Given exercise: The listing beneath should be written out in full, exactly as shown.

Input for this task:

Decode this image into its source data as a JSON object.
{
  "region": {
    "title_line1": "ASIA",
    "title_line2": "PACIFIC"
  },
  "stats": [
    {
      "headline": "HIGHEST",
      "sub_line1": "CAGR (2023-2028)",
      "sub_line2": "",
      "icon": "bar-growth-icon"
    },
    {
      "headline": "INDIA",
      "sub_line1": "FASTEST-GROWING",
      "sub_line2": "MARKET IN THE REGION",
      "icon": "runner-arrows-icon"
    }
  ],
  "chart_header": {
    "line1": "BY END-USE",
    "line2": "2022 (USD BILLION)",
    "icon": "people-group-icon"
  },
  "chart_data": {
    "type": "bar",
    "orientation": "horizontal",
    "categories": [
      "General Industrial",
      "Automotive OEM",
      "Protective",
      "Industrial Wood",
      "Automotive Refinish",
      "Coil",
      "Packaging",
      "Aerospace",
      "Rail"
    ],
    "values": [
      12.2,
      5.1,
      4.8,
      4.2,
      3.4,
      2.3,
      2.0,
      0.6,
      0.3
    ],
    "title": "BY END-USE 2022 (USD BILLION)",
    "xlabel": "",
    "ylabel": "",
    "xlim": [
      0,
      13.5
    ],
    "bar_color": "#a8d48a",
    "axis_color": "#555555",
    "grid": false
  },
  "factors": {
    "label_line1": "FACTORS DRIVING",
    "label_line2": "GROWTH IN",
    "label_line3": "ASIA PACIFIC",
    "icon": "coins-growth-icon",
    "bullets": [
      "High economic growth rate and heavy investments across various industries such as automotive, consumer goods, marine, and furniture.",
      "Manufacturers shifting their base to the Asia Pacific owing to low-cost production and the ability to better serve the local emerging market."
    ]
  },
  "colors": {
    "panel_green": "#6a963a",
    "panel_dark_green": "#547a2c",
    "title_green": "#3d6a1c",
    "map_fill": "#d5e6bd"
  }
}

The response:
Decode this image into its source data as a JSON object.
{
  "region": {
    "title_line1": "ASIA",
    "title_line2": "PACIFIC"
  },
  "stats": [
    {
      "headline": "HIGHEST",
      "sub_line1": "CAGR (2023-2028)",
      "sub_line2": "",
      "icon": "bar-growth-icon"
    },
    {
      "headline": "INDIA",
      "sub_line1": "FASTEST-GROWING",
      "sub_line2": "MARKET IN THE REGION",
      "icon": "runner-arrows-icon"
    }
  ],
  "chart_header": {
    "line1": "BY END-USE",
    "line2": "2022 (USD BILLION)",
    "icon": "people-group-icon"
  },
  "chart_data": {
    "type": "bar",
    "orientation": "horizontal",
    "categories": [
      "General Industrial",
      "Automotive OEM",
      "Protective",
      "Industrial Wood",
      "Automotive Refinish",
      "Coil",
      "Packaging",
      "Aerospace",
      "Rail"
    ],
    "values": [
      12.2,
      5.1,
      4.8,
      4.2,
      3.4,
      2.3,
      2.0,
      0.6,
      0.3
    ],
    "title": "BY END-USE 2022 (USD BILLION)",
    "xlabel": "",
    "ylabel": "",
    "xlim": [
      0,
      13.5
    ],
    "bar_color": "#a8d48a",
    "axis_color": "#555555",
    "grid": false
  },
  "factors": {
    "label_line1": "FACTORS DRIVING",
    "label_line2": "GROWTH IN",
    "label_line3": "ASIA PACIFIC",
    "icon": "coins-growth-icon",
    "bullets": [
      "High economic growth rate and heavy investments across various industries such as automotive, consumer goods, marine, and furniture.",
      "Manufacturers shifting their base to the Asia Pacific owing to low-cost production and the ability to better serve the local emerging market."
    ]
  },
  "colors": {
    "panel_green": "#6a963a",
    "panel_dark_green": "#547a2c",
    "title_green": "#3d6a1c",
    "map_fill": "#d5e6bd"
  }
}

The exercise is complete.